__GIVEN TASK__
Make a tally of the lines in the records that include the string "RIFIUTI", and give only that number.

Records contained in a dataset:
□ □ □ □

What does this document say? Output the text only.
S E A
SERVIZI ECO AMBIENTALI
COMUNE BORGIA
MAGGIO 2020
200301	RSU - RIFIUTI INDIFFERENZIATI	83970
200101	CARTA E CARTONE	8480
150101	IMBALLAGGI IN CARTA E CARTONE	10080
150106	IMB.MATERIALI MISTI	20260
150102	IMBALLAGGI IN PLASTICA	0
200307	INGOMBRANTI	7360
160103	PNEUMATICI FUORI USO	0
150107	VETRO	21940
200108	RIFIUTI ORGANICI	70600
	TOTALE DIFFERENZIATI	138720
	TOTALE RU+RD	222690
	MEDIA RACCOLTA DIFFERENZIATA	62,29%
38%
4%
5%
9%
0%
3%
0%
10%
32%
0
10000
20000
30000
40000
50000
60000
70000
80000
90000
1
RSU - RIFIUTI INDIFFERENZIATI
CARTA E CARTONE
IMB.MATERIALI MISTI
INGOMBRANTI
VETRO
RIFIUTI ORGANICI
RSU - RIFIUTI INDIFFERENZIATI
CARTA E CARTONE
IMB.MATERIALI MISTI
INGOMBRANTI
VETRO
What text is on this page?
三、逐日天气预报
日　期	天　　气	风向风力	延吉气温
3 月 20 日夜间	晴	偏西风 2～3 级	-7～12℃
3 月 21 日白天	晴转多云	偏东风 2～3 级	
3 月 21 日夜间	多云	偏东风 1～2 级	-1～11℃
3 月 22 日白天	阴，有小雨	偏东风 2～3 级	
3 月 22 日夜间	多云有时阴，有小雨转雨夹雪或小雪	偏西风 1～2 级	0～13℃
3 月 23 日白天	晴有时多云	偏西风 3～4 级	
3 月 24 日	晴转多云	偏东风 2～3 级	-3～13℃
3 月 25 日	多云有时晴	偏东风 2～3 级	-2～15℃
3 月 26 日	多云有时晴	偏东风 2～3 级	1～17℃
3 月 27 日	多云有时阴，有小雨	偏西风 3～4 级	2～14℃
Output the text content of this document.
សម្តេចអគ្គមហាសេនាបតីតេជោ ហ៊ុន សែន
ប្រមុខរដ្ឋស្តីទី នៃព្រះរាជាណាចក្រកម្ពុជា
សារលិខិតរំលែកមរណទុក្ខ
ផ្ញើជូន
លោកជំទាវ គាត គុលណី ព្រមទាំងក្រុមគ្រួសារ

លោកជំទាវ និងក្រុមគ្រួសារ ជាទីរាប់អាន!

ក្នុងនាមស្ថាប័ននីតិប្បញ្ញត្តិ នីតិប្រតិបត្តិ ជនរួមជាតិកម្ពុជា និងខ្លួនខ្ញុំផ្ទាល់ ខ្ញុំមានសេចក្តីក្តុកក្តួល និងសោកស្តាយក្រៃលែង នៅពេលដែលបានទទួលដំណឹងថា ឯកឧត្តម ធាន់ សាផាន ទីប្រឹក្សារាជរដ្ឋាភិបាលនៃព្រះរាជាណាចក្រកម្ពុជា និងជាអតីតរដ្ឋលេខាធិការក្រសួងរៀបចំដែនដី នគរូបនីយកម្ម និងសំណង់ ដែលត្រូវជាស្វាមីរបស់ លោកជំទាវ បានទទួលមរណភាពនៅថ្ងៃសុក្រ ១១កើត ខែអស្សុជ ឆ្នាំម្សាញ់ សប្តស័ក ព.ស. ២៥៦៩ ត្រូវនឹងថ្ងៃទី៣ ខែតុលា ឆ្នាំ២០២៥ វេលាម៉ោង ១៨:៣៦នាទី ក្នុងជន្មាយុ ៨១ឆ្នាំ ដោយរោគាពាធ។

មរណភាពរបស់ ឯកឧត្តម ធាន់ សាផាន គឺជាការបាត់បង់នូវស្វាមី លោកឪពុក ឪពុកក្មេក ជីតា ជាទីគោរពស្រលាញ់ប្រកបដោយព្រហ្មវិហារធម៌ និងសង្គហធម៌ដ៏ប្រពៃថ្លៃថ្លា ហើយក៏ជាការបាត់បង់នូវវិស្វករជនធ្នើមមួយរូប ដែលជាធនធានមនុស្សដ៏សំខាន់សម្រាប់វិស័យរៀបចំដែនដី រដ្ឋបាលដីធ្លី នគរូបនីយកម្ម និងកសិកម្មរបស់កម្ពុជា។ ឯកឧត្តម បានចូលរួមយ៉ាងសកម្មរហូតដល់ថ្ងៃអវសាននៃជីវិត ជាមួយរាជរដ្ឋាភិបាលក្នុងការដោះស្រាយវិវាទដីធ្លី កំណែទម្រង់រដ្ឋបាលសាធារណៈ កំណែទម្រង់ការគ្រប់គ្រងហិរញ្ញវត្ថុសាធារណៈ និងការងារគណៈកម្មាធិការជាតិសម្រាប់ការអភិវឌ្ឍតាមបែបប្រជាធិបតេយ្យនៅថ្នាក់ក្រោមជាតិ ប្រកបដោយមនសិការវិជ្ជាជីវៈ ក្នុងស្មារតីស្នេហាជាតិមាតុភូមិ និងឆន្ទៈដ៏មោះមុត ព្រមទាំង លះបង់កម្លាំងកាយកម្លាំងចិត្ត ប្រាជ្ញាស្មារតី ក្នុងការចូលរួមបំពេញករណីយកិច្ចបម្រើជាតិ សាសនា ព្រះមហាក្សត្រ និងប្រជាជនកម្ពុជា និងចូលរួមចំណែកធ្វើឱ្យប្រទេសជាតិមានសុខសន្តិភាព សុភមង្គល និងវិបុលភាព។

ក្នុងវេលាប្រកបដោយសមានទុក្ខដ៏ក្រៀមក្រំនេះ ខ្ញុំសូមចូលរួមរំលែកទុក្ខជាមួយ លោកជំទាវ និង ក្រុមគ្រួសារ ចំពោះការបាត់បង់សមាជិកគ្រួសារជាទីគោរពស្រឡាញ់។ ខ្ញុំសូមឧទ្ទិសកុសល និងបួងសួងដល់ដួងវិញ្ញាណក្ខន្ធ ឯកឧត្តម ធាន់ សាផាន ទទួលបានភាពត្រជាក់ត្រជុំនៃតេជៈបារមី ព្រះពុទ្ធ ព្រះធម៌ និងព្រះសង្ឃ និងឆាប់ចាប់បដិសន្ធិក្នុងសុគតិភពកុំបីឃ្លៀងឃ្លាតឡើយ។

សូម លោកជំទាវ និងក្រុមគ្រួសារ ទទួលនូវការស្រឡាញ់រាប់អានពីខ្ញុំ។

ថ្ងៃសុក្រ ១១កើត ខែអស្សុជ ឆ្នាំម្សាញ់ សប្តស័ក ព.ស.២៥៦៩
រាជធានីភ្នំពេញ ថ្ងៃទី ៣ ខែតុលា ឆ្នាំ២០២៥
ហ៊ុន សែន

□ □ □ □

__THE RESPONSE__
5